▶ **PROBLEM DETAILS**:
Take each line from the entries that holds "reduce" and copy it out.

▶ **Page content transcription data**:
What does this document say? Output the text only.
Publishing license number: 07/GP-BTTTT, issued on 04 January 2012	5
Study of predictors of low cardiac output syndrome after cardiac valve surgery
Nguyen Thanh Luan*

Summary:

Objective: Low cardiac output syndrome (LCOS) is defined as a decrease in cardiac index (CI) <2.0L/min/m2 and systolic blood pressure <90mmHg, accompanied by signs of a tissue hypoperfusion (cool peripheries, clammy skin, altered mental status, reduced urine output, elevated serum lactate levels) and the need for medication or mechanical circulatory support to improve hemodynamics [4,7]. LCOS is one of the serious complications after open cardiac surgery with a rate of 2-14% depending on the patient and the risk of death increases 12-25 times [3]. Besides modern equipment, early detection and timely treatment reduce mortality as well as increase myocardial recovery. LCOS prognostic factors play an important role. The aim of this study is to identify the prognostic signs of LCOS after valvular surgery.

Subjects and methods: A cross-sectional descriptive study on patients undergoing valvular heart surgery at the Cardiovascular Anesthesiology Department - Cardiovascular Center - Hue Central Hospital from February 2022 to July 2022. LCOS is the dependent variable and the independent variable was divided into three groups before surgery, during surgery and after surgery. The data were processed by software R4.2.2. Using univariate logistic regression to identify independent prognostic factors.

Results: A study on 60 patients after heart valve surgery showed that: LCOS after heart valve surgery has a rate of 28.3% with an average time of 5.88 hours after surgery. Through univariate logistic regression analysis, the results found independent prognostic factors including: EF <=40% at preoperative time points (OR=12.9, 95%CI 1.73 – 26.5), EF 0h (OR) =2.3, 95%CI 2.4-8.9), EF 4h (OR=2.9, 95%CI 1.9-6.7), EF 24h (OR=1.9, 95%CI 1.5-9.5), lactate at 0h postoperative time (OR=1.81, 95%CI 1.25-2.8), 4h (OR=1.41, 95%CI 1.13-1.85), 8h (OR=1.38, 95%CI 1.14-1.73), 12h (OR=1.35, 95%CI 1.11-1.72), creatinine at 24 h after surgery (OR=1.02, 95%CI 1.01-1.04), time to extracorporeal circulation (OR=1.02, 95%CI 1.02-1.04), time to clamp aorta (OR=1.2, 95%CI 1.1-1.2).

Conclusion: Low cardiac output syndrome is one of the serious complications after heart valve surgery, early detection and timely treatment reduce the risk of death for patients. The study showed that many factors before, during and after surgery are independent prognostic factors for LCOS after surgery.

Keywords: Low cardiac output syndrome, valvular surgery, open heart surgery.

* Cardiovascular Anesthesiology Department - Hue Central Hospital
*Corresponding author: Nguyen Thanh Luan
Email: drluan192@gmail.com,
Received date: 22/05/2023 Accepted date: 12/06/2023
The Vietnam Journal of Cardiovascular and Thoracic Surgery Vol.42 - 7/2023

---

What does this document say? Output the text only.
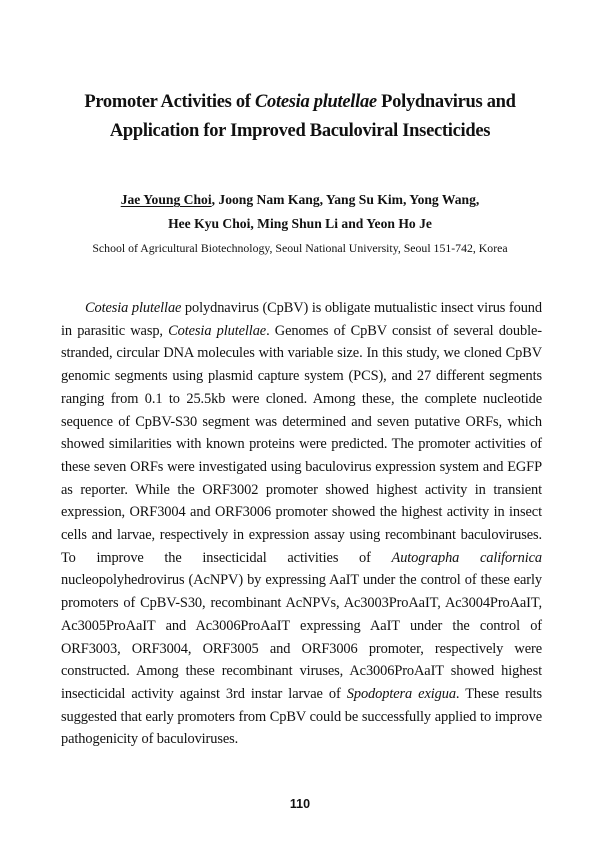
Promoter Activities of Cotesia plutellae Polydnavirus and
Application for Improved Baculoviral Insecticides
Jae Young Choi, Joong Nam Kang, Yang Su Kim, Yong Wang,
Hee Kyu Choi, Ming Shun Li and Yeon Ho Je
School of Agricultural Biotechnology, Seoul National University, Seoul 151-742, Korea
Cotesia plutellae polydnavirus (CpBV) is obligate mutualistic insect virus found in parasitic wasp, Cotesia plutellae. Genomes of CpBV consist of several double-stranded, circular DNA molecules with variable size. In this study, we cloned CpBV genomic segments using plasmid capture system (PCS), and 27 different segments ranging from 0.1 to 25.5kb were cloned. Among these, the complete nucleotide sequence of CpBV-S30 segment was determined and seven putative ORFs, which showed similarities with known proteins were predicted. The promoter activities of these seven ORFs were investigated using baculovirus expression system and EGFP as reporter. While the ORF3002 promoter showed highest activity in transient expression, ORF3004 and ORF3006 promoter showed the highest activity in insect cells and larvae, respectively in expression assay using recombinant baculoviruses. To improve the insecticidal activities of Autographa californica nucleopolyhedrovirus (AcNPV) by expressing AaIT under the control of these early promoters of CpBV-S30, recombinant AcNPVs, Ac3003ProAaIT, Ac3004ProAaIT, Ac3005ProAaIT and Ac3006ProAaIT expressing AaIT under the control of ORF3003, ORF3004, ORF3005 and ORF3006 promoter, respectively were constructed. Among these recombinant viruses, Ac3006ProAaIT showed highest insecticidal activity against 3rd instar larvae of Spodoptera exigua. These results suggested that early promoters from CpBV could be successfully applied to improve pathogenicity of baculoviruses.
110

▶ **EXERCISE ANSWER**:
Objective: Low cardiac output syndrome (LCOS) is defined as a decrease in cardiac index (CI) <2.0L/min/m2 and systolic blood pressure <90mmHg, accompanied by signs of a tissue hypoperfusion (cool peripheries, clammy skin, altered mental status, reduced urine output, elevated serum lactate levels) and the need for medication or mechanical circulatory support to improve hemodynamics [4,7]. LCOS is one of the serious complications after open cardiac surgery with a rate of 2-14% depending on the patient and the risk of death increases 12-25 times [3]. Besides modern equipment, early detection and timely treatment reduce mortality as well as increase myocardial recovery. LCOS prognostic factors play an important role. The aim of this study is to identify the prognostic signs of LCOS after valvular surgery.
Conclusion: Low cardiac output syndrome is one of the serious complications after heart valve surgery, early detection and timely treatment reduce the risk of death for patients. The study showed that many factors before, during and after surgery are independent prognostic factors for LCOS after surgery.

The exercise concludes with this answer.